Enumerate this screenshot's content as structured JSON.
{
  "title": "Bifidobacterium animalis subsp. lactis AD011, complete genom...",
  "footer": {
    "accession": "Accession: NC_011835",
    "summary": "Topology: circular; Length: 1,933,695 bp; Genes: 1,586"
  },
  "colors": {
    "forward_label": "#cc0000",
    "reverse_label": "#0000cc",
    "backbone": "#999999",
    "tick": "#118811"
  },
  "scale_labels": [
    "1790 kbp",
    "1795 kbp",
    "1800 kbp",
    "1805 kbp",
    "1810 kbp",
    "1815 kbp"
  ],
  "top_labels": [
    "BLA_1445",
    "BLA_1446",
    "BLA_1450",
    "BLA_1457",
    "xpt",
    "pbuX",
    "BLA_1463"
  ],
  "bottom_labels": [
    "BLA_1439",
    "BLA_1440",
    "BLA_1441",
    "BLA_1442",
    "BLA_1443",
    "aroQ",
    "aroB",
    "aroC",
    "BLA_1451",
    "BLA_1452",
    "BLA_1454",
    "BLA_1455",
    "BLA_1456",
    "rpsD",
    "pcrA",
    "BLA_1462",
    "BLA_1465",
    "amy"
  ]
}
◆ ◆ ◆ ◆
### Aim of the task:
Copy each record exactly, leaving nothing out.

### Answer box:
Enumerate this screenshot's content as structured JSON.
{
  "title": "Bifidobacterium animalis subsp. lactis AD011, complete genom...",
  "footer": {
    "accession": "Accession: NC_011835",
    "summary": "Topology: circular; Length: 1,933,695 bp; Genes: 1,586"
  },
  "colors": {
    "forward_label": "#cc0000",
    "reverse_label": "#0000cc",
    "backbone": "#999999",
    "tick": "#118811"
  },
  "scale_labels": [
    "1790 kbp",
    "1795 kbp",
    "1800 kbp",
    "1805 kbp",
    "1810 kbp",
    "1815 kbp"
  ],
  "top_labels": [
    "BLA_1445",
    "BLA_1446",
    "BLA_1450",
    "BLA_1457",
    "xpt",
    "pbuX",
    "BLA_1463"
  ],
  "bottom_labels": [
    "BLA_1439",
    "BLA_1440",
    "BLA_1441",
    "BLA_1442",
    "BLA_1443",
    "aroQ",
    "aroB",
    "aroC",
    "BLA_1451",
    "BLA_1452",
    "BLA_1454",
    "BLA_1455",
    "BLA_1456",
    "rpsD",
    "pcrA",
    "BLA_1462",
    "BLA_1465",
    "amy"
  ]
}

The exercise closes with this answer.